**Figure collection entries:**

☆ ☆ ☆ ☆ ☆

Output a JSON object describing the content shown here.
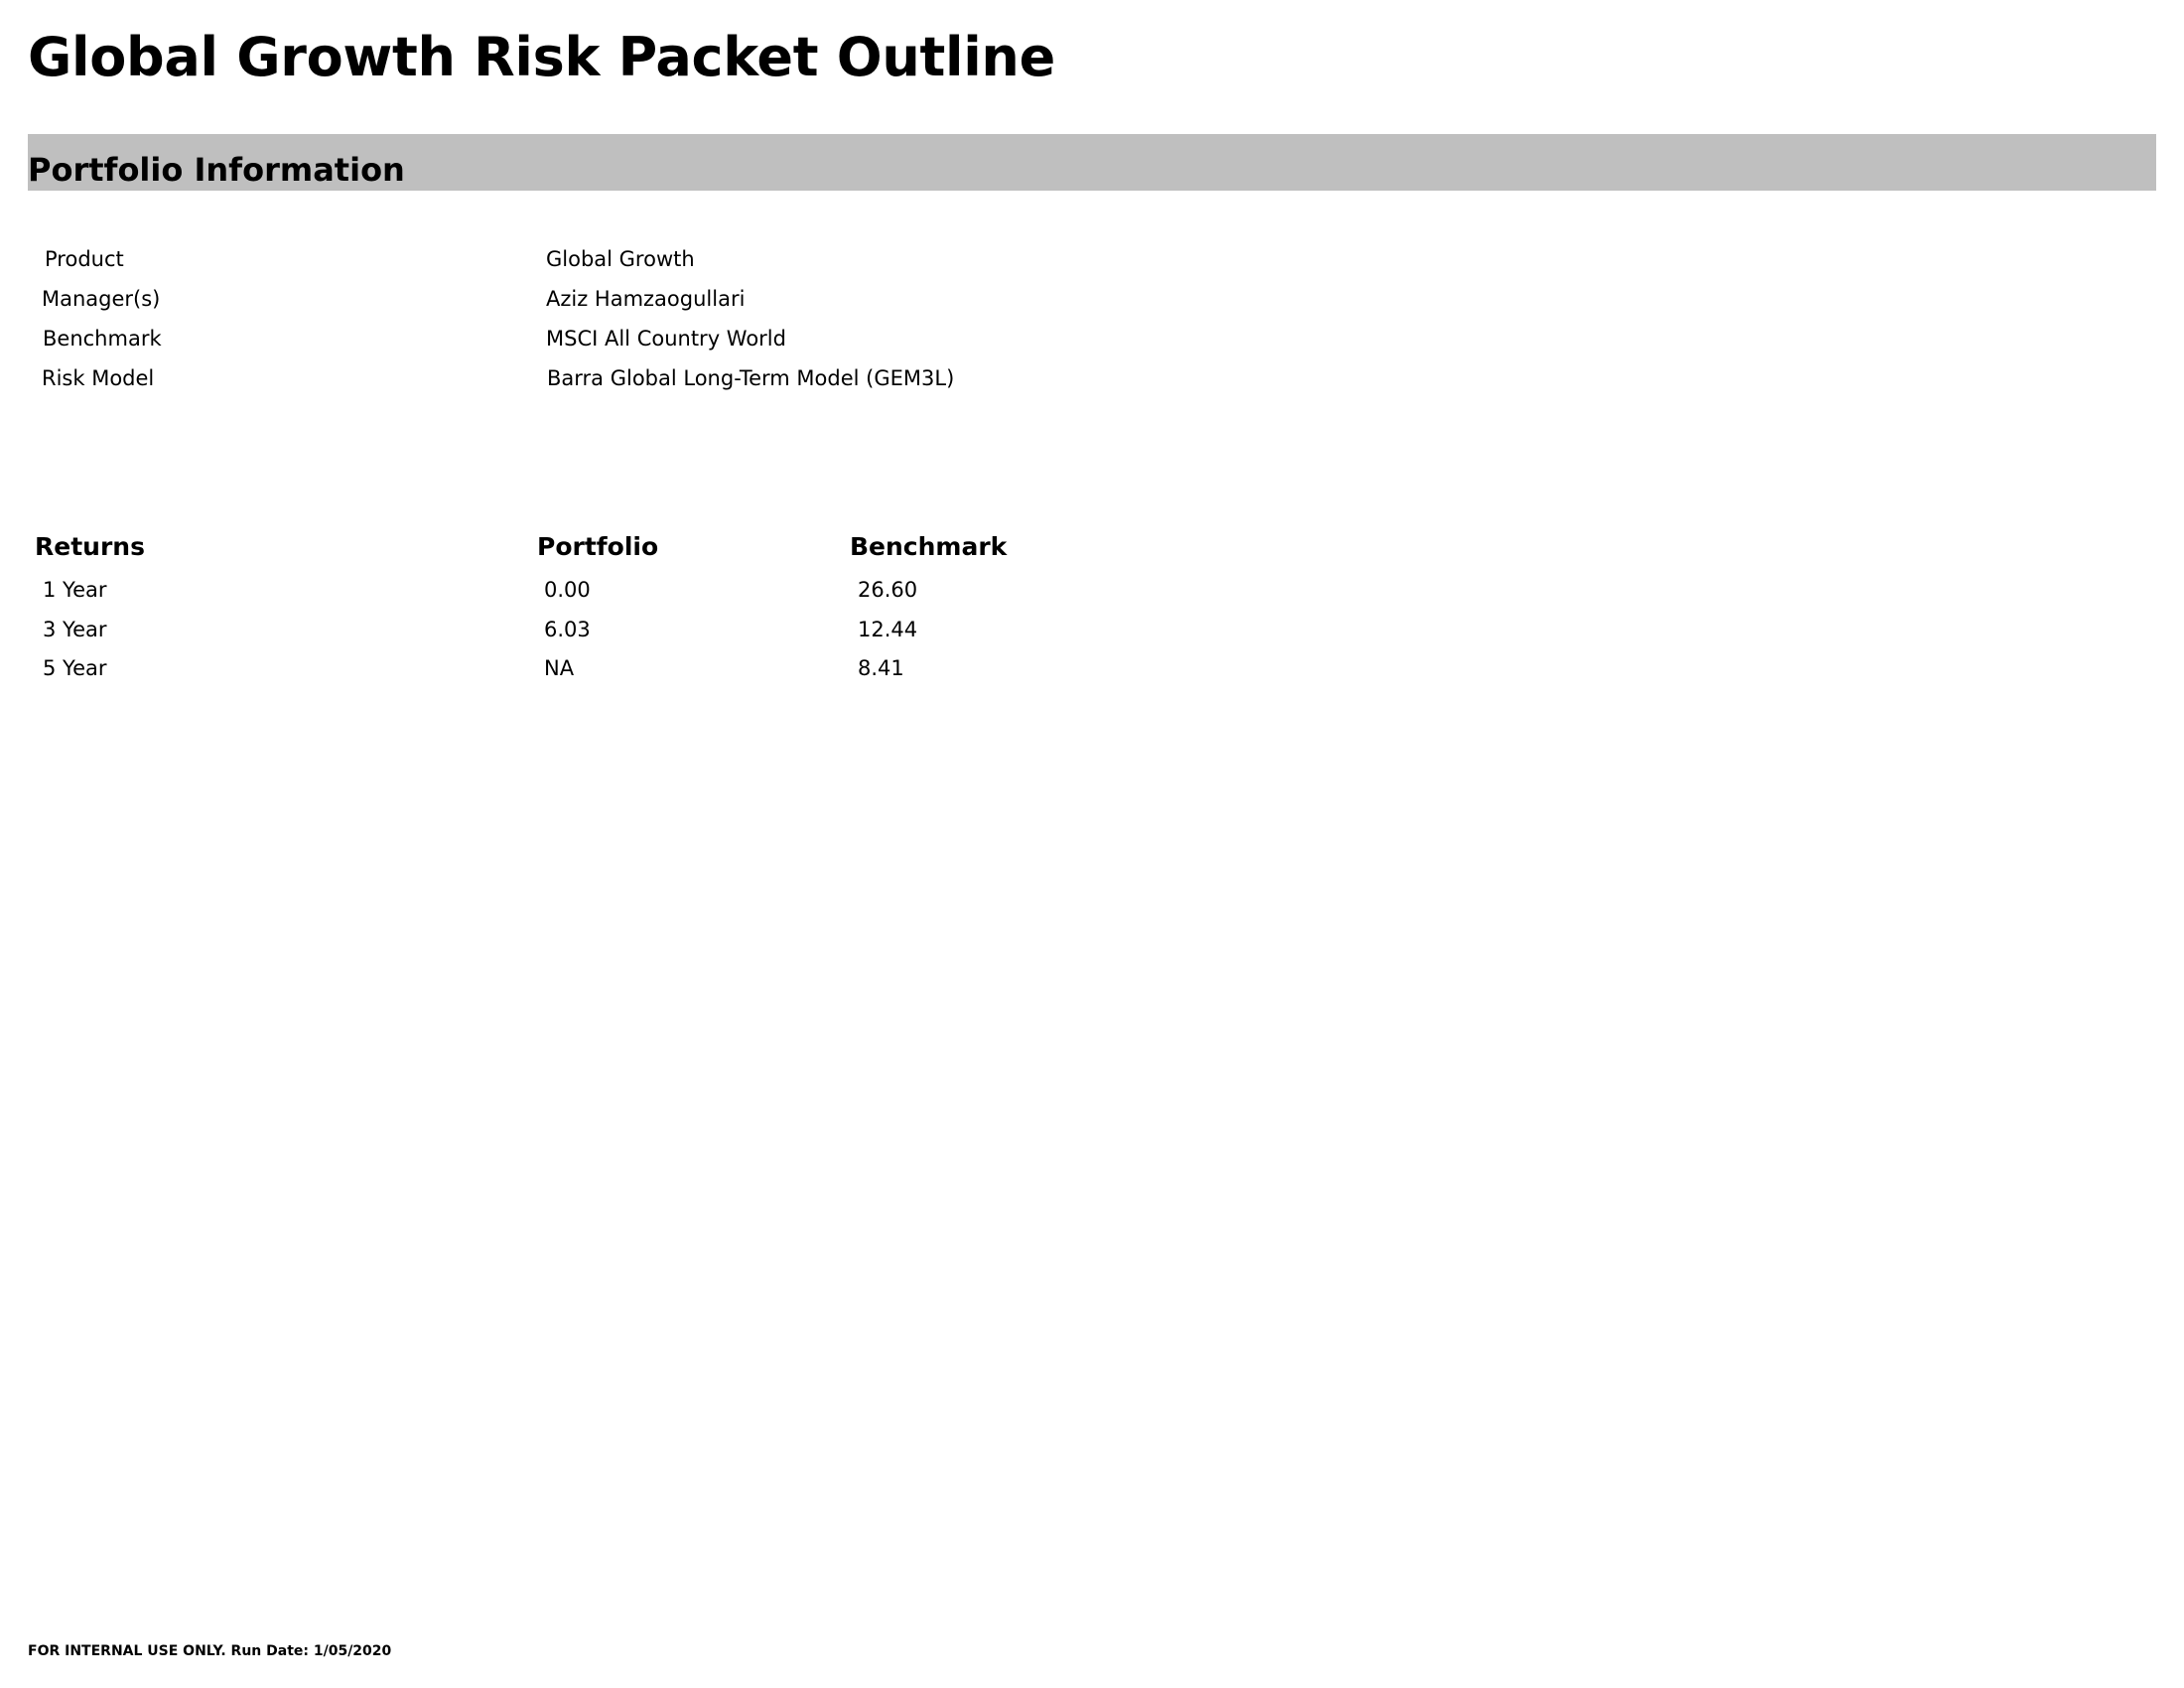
{
  "document": {
    "title": "Global Growth Risk Packet Outline",
    "footer": "FOR INTERNAL USE ONLY. Run Date: 1/05/2020"
  },
  "portfolio_info": {
    "section_title": "Portfolio Information",
    "rows": [
      {
        "label": "Product",
        "value": "Global Growth"
      },
      {
        "label": "Manager(s)",
        "value": "Aziz Hamzaogullari"
      },
      {
        "label": "Benchmark",
        "value": "MSCI All Country World"
      },
      {
        "label": "Risk Model",
        "value": "Barra Global Long-Term Model (GEM3L)"
      }
    ]
  },
  "returns": {
    "headers": {
      "period": "Returns",
      "portfolio": "Portfolio",
      "benchmark": "Benchmark"
    },
    "rows": [
      {
        "period": "1 Year",
        "portfolio": "0.00",
        "benchmark": "26.60"
      },
      {
        "period": "3 Year",
        "portfolio": "6.03",
        "benchmark": "12.44"
      },
      {
        "period": "5 Year",
        "portfolio": "NA",
        "benchmark": "8.41"
      }
    ]
  }
}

☆ ☆ ☆ ☆ ☆

Every line in the data above that contains "Model" needs to be copied.

**Answer to the problem:**
        "label": "Risk Model",
        "value": "Barra Global Long-Term Model (GEM3L)"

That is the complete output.